Data extracted from a collection:
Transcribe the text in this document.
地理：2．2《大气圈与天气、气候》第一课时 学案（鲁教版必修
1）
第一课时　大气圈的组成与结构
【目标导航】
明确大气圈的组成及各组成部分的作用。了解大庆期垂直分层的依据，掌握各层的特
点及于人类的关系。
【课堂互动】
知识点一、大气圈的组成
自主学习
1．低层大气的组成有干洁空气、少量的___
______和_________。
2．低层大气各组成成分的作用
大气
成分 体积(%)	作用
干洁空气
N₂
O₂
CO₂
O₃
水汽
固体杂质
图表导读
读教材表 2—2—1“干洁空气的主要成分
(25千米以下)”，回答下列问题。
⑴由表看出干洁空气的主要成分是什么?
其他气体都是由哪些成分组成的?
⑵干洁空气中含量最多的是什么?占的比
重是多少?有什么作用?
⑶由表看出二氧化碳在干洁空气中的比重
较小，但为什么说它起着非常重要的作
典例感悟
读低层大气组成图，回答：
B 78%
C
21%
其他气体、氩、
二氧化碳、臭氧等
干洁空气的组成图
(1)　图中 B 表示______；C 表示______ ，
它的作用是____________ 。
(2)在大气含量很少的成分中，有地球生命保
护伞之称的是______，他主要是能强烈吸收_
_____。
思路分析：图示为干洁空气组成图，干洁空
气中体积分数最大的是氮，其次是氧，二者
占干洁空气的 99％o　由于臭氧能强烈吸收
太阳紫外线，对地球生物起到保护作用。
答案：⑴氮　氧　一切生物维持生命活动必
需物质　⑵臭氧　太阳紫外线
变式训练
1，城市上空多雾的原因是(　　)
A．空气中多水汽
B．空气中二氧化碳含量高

**REQUIRED TASK:**
Repeat the lines above exactly.

**ANSWER TO THIS TASK:**
Transcribe the text in this document.
地理：2．2《大气圈与天气、气候》第一课时 学案（鲁教版必修
1）
第一课时　大气圈的组成与结构
【目标导航】
明确大气圈的组成及各组成部分的作用。了解大庆期垂直分层的依据，掌握各层的特
点及于人类的关系。
【课堂互动】
知识点一、大气圈的组成
自主学习
1．低层大气的组成有干洁空气、少量的___
______和_________。
2．低层大气各组成成分的作用
大气
成分 体积(%)	作用
干洁空气
N₂
O₂
CO₂
O₃
水汽
固体杂质
图表导读
读教材表 2—2—1“干洁空气的主要成分
(25千米以下)”，回答下列问题。
⑴由表看出干洁空气的主要成分是什么?
其他气体都是由哪些成分组成的?
⑵干洁空气中含量最多的是什么?占的比
重是多少?有什么作用?
⑶由表看出二氧化碳在干洁空气中的比重
较小，但为什么说它起着非常重要的作
典例感悟
读低层大气组成图，回答：
B 78%
C
21%
其他气体、氩、
二氧化碳、臭氧等
干洁空气的组成图
(1)　图中 B 表示______；C 表示______ ，
它的作用是____________ 。
(2)在大气含量很少的成分中，有地球生命保
护伞之称的是______，他主要是能强烈吸收_
_____。
思路分析：图示为干洁空气组成图，干洁空
气中体积分数最大的是氮，其次是氧，二者
占干洁空气的 99％o　由于臭氧能强烈吸收
太阳紫外线，对地球生物起到保护作用。
答案：⑴氮　氧　一切生物维持生命活动必
需物质　⑵臭氧　太阳紫外线
变式训练
1，城市上空多雾的原因是(　　)
A．空气中多水汽
B．空气中二氧化碳含量高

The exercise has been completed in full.